Extracted records:
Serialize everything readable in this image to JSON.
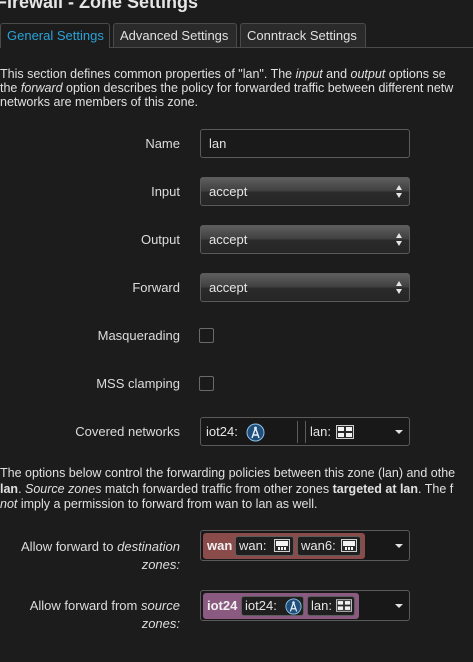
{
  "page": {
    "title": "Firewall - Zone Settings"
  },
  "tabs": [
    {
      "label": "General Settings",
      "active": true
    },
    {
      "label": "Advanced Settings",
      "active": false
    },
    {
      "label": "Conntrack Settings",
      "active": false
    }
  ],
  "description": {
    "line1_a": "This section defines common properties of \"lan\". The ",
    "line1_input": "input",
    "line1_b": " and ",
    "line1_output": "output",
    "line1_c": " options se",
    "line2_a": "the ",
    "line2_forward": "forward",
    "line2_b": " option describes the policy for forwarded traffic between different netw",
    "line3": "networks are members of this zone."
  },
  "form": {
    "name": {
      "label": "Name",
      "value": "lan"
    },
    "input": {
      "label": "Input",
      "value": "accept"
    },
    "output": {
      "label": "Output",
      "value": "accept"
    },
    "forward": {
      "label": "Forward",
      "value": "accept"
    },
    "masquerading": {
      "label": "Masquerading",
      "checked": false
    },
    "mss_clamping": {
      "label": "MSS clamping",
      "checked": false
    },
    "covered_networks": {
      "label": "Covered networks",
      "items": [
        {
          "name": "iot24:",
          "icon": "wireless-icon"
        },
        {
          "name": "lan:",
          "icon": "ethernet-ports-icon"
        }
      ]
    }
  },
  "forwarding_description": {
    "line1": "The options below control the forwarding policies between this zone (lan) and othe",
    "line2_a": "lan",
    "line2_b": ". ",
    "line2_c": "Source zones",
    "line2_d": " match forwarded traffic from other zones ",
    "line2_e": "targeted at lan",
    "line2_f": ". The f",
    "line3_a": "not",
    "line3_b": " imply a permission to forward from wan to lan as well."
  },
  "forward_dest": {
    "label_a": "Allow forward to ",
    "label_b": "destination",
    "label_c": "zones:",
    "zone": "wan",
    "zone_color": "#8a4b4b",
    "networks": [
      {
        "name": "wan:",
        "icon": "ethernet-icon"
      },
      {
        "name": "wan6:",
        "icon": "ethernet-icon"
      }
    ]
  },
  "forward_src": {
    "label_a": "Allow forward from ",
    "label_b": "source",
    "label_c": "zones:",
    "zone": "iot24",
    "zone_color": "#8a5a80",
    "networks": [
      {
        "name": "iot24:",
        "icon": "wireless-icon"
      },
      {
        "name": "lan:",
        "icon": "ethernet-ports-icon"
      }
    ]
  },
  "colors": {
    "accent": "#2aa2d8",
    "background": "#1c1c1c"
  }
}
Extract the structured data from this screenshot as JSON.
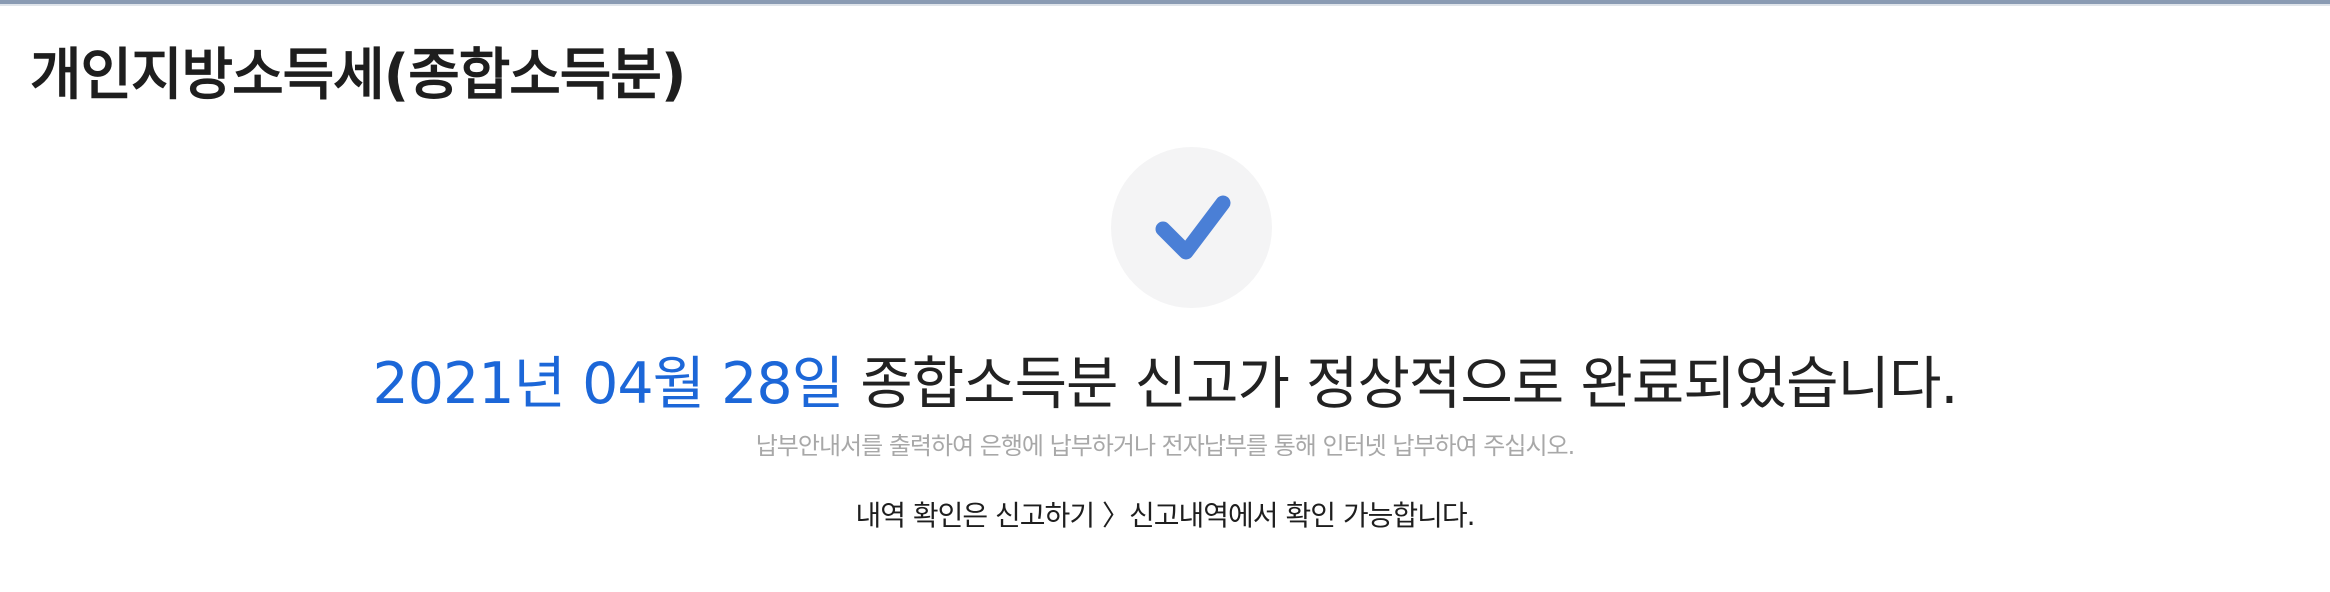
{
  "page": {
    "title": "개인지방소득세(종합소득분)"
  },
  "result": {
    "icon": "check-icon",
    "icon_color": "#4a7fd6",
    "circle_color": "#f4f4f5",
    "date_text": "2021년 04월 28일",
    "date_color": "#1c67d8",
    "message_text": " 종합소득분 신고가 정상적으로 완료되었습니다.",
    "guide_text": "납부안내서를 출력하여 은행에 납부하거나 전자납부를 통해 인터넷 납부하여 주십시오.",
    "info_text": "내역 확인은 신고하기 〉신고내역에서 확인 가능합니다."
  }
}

• _What needs to be done_: Extract only the lines from the line containing "Extract the structured" through the final line of the listing above, unchanged; pictures stay out of the copy.

• _Full response_:
Extract the structured data from this screenshot as JSON.
{
  "page": {
    "title": "개인지방소득세(종합소득분)"
  },
  "result": {
    "icon": "check-icon",
    "icon_color": "#4a7fd6",
    "circle_color": "#f4f4f5",
    "date_text": "2021년 04월 28일",
    "date_color": "#1c67d8",
    "message_text": " 종합소득분 신고가 정상적으로 완료되었습니다.",
    "guide_text": "납부안내서를 출력하여 은행에 납부하거나 전자납부를 통해 인터넷 납부하여 주십시오.",
    "info_text": "내역 확인은 신고하기 〉신고내역에서 확인 가능합니다."
  }
}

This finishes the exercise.